→ **WHAT YOU SHOULD DO**:
Look through the listing below and report how many lines contain "sympathomimetics", as a bare number.

(Data records)
====

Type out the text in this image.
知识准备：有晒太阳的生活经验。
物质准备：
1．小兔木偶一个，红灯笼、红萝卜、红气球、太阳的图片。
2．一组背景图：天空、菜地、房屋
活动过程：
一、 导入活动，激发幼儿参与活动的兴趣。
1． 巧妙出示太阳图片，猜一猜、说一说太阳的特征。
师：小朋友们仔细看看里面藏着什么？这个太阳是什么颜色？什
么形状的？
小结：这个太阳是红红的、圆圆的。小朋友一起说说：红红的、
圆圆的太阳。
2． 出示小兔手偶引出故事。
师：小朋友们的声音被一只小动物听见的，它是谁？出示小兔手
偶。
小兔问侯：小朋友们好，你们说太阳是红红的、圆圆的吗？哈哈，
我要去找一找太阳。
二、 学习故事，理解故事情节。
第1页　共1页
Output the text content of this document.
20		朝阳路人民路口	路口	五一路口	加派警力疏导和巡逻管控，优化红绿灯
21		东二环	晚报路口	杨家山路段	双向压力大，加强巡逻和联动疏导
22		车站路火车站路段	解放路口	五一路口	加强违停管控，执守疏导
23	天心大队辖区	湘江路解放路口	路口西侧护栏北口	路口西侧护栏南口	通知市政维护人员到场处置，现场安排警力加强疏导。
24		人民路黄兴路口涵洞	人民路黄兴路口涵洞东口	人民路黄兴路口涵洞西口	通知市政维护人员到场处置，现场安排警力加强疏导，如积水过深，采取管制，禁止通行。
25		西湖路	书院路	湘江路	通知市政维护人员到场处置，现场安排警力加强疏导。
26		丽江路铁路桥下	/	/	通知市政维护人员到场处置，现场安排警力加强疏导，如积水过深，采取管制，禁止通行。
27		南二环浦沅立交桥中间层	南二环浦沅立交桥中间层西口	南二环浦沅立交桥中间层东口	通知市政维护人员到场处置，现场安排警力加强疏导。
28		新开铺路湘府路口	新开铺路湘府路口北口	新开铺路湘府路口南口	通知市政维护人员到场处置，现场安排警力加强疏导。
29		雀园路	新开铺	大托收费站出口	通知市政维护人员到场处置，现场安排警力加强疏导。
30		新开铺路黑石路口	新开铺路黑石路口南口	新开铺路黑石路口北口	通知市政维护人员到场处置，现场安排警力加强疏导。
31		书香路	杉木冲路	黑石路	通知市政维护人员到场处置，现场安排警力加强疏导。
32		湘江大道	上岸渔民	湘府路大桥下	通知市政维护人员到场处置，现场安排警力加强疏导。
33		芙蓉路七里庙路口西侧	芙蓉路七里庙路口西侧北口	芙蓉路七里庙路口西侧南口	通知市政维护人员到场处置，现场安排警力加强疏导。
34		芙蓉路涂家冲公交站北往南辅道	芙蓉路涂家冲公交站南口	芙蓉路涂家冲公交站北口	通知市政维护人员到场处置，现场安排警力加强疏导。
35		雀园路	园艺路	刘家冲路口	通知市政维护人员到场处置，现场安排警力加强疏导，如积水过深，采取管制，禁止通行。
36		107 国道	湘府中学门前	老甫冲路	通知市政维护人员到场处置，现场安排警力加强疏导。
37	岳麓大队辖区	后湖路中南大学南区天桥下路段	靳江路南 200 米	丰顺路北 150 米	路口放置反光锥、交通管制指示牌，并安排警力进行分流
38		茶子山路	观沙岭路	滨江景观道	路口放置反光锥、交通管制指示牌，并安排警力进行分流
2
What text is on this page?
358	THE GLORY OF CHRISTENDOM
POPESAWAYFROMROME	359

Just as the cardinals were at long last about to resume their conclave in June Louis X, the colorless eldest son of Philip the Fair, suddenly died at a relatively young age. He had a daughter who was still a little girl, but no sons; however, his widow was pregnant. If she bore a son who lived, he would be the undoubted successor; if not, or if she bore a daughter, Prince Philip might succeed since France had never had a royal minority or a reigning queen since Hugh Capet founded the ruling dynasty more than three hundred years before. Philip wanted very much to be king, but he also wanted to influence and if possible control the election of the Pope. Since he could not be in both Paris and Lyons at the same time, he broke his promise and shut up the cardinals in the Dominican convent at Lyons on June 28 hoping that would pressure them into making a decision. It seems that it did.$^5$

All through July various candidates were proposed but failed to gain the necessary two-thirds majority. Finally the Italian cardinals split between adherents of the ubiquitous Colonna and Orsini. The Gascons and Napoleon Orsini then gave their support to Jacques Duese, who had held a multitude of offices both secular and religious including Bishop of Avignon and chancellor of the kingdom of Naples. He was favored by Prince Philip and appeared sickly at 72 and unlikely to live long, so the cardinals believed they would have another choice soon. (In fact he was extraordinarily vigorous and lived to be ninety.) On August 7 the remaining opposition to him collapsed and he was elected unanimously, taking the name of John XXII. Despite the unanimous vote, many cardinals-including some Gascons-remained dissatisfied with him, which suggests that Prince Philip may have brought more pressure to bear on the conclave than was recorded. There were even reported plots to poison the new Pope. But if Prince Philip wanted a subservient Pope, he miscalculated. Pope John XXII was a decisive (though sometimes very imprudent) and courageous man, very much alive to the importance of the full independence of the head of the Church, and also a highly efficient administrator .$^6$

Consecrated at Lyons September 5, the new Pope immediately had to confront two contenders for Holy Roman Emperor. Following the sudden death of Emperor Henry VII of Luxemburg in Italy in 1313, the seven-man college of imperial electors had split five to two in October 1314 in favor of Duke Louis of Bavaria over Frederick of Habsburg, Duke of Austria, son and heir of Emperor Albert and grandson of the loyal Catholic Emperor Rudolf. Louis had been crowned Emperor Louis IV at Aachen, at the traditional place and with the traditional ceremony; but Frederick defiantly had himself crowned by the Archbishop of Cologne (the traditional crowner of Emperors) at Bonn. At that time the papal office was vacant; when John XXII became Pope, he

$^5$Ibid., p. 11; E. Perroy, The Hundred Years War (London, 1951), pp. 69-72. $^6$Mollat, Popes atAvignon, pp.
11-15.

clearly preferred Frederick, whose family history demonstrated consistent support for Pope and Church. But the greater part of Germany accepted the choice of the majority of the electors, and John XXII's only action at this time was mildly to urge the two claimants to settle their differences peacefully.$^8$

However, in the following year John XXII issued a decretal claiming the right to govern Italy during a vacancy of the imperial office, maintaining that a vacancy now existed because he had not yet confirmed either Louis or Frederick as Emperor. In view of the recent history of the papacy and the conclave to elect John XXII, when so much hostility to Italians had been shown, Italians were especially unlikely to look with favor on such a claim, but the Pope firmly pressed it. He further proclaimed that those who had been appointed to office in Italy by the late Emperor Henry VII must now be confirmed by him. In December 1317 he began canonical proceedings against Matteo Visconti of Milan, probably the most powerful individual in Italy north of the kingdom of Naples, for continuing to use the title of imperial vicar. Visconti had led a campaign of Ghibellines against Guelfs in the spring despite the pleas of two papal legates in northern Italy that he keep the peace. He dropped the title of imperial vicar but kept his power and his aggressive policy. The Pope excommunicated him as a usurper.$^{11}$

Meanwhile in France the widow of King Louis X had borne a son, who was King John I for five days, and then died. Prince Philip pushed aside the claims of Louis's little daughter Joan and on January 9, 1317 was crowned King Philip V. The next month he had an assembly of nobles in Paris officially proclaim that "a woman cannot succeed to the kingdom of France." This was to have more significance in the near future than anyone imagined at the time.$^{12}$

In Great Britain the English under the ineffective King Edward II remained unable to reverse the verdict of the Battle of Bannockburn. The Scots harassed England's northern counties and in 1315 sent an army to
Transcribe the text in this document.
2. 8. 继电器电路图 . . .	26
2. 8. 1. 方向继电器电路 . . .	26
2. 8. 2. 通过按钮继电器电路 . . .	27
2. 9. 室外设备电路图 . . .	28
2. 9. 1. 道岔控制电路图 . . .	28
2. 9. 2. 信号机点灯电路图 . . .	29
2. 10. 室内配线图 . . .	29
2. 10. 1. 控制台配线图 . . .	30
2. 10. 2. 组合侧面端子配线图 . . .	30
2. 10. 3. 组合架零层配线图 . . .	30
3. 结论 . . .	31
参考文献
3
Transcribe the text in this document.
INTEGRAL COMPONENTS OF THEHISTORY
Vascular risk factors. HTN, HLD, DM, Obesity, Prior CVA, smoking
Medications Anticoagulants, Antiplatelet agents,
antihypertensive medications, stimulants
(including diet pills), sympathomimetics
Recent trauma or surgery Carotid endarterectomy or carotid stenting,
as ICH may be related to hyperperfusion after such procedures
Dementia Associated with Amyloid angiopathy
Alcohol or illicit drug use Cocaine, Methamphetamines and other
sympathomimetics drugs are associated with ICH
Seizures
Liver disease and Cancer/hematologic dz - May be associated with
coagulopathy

====

→ **SOLUTION**:
2